In the entries below, count every line containing "content". Reply with the number alone.

RECORDS PROVIDED
* * * *

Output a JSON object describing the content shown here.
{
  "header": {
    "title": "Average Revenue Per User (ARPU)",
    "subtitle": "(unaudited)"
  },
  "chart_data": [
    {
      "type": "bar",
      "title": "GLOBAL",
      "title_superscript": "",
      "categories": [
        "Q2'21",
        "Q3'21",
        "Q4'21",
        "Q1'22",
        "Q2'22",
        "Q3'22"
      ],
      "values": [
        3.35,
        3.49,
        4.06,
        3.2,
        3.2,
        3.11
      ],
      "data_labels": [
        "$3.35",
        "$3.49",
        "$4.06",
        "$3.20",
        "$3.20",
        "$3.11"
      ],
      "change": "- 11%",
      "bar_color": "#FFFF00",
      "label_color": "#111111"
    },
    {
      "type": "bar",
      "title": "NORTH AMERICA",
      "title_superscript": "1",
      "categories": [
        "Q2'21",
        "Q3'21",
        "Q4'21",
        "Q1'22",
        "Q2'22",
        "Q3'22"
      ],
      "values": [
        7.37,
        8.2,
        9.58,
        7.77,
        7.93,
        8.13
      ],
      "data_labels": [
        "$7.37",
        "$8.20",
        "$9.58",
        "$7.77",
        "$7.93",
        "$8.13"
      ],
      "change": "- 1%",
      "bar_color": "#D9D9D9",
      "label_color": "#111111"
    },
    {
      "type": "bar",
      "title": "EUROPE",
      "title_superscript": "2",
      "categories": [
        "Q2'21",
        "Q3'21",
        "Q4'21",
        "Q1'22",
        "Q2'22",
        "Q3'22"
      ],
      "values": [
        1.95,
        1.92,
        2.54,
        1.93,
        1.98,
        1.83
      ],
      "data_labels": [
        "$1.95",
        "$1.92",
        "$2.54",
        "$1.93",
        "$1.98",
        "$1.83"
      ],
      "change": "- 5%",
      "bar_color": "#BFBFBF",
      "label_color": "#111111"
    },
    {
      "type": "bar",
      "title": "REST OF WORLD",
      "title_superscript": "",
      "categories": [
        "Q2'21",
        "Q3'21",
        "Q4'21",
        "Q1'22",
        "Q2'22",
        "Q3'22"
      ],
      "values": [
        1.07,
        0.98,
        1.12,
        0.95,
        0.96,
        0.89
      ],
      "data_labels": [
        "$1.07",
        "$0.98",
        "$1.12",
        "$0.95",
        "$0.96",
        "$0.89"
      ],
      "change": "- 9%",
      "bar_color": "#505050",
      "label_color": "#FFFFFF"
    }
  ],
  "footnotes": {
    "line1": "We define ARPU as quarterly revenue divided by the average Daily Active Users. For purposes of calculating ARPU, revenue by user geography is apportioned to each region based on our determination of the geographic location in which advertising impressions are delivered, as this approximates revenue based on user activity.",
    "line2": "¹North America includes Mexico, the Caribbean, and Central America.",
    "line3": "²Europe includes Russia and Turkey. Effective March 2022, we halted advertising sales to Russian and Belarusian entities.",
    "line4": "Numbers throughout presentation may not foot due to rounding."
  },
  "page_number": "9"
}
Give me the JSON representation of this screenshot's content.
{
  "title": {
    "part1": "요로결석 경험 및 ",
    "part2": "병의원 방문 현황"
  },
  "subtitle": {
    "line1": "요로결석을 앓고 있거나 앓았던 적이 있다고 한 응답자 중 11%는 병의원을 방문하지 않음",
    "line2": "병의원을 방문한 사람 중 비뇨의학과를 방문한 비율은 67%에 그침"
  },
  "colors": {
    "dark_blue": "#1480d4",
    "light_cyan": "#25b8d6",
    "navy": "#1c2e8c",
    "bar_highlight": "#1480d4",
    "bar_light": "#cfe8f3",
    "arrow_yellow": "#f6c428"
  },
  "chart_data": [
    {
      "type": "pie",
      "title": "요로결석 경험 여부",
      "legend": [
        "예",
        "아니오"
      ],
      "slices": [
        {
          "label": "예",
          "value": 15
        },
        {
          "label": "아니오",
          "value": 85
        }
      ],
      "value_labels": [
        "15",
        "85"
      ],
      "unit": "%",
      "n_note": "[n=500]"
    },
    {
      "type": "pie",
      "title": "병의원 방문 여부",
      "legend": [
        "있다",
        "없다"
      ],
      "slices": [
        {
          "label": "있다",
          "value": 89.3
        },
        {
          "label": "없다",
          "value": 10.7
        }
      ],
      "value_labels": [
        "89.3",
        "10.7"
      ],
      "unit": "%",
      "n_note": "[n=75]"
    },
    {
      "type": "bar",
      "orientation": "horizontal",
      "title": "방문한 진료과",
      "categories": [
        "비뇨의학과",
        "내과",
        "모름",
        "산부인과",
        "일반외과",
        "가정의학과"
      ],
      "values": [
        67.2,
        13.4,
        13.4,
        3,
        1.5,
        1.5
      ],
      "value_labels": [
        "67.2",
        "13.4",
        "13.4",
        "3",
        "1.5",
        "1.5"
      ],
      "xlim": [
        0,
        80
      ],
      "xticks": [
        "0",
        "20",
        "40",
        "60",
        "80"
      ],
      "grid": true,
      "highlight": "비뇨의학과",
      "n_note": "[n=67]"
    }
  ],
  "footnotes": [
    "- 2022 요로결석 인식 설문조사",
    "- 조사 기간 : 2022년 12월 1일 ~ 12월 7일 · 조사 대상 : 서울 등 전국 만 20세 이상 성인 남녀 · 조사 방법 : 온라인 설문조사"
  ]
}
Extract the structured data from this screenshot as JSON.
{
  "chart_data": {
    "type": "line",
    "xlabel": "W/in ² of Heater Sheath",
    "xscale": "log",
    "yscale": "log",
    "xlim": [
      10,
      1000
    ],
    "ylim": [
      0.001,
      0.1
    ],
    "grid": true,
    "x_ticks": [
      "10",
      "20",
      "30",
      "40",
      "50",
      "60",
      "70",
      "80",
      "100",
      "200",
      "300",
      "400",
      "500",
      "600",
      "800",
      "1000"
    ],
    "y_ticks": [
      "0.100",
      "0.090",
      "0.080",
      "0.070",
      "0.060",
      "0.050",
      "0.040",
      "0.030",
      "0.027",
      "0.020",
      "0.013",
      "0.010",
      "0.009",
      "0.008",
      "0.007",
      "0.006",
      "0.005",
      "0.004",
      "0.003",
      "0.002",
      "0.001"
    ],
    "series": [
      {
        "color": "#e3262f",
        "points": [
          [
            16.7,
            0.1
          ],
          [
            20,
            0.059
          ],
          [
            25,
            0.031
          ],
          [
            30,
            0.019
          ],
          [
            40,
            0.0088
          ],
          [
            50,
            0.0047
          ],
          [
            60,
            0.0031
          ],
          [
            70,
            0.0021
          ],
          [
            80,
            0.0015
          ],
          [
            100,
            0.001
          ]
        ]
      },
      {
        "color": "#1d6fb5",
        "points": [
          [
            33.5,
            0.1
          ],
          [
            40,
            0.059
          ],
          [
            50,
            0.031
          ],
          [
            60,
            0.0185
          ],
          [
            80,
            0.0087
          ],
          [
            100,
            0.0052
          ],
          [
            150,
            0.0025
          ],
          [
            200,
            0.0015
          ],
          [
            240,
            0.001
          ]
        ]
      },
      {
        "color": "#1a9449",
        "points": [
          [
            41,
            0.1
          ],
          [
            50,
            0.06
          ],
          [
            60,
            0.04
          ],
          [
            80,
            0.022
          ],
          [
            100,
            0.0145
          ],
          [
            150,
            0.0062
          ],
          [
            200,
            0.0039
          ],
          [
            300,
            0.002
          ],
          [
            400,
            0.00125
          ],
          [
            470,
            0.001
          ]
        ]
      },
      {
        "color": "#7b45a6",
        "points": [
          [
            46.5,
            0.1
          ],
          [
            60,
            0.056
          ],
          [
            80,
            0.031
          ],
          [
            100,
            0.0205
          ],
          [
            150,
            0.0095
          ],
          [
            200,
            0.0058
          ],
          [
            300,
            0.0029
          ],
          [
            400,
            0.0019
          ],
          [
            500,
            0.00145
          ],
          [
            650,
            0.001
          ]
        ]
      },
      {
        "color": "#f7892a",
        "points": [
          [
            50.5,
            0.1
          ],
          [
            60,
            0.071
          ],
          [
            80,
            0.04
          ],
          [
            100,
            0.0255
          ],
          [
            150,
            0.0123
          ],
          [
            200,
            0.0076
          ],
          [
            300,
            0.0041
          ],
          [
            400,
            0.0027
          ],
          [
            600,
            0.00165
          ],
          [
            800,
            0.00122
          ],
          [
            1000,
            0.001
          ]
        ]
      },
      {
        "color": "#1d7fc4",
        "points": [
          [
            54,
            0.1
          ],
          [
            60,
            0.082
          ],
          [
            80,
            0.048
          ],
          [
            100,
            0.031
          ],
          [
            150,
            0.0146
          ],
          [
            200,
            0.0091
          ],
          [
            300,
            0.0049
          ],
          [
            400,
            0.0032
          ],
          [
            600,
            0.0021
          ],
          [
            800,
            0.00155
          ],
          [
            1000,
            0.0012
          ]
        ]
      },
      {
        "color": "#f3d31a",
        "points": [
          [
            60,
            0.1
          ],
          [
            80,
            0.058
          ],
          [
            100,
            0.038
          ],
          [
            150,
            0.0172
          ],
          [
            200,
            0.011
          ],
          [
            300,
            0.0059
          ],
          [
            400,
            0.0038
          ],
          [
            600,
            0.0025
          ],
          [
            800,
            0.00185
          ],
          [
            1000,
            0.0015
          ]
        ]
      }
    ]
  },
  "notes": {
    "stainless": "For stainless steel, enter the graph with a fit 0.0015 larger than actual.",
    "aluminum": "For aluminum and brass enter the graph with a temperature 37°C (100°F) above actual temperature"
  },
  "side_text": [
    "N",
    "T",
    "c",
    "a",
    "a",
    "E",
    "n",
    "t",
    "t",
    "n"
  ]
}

* * * *

COMPLETE RESPONSE
2